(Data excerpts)
= = = =

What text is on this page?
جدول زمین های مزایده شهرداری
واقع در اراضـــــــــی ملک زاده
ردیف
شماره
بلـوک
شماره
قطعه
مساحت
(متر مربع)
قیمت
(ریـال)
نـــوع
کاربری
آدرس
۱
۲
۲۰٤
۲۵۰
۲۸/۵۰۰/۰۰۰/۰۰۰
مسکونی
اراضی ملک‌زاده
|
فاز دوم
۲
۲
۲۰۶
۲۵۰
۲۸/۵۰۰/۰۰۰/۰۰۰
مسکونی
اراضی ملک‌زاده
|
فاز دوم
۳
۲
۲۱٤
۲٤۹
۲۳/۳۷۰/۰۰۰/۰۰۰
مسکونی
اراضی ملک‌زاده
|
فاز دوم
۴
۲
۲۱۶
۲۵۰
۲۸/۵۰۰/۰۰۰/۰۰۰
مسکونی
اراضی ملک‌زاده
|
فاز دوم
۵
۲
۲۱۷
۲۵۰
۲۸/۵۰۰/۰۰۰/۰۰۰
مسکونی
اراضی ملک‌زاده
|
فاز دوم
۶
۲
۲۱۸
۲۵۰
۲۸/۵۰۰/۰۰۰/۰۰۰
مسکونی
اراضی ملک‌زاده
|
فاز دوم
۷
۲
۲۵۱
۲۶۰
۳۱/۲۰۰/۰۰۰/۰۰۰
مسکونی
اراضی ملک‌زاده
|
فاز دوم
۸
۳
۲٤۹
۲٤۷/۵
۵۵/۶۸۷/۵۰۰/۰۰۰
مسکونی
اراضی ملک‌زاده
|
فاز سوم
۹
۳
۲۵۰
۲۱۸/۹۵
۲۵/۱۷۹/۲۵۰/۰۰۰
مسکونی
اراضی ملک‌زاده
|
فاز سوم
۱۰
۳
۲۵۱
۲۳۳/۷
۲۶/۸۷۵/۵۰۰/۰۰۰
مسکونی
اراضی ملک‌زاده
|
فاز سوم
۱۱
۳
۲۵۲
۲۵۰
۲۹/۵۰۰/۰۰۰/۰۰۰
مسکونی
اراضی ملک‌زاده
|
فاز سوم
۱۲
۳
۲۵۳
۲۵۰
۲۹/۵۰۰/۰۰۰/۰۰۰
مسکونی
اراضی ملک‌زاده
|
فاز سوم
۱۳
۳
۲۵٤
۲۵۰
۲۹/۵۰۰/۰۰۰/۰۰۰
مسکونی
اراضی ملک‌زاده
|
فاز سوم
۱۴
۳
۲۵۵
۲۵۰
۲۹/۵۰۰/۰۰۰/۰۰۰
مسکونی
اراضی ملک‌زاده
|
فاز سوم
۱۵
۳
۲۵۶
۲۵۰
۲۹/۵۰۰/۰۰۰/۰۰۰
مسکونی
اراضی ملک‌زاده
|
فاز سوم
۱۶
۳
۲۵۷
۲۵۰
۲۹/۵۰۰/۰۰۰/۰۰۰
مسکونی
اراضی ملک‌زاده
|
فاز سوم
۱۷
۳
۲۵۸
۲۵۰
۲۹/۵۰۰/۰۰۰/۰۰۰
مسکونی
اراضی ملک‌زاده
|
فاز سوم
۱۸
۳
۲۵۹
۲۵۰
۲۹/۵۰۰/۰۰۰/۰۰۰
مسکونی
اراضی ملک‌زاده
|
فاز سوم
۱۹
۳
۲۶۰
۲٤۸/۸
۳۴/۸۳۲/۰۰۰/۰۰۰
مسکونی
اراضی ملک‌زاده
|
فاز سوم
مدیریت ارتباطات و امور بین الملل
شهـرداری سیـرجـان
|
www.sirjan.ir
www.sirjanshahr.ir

= = = =

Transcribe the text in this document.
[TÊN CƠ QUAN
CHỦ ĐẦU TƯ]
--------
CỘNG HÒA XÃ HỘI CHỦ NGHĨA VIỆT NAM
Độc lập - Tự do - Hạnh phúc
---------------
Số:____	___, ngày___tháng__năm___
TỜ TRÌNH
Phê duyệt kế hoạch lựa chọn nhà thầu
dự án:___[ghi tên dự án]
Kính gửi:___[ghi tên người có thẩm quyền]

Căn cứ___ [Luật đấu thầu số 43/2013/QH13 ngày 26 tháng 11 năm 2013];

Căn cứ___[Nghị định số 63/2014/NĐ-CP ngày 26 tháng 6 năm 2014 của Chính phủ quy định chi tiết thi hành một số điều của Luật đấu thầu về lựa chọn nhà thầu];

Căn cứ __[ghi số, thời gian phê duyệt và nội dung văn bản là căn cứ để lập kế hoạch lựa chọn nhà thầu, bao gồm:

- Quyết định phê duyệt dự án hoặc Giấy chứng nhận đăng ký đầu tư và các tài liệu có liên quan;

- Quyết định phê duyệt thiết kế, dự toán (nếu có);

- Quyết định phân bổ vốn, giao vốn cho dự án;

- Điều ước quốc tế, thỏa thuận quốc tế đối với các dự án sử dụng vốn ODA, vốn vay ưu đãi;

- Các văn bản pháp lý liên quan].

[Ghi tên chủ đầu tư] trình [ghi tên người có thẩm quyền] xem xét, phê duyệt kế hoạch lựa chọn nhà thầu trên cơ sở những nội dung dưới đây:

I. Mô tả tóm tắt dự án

= = = =

Find every line in the records above that holds the word "hoạch", and copy each one.

Phê duyệt kế hoạch lựa chọn nhà thầu
Căn cứ __[ghi số, thời gian phê duyệt và nội dung văn bản là căn cứ để lập kế hoạch lựa chọn nhà thầu, bao gồm:
[Ghi tên chủ đầu tư] trình [ghi tên người có thẩm quyền] xem xét, phê duyệt kế hoạch lựa chọn nhà thầu trên cơ sở những nội dung dưới đây:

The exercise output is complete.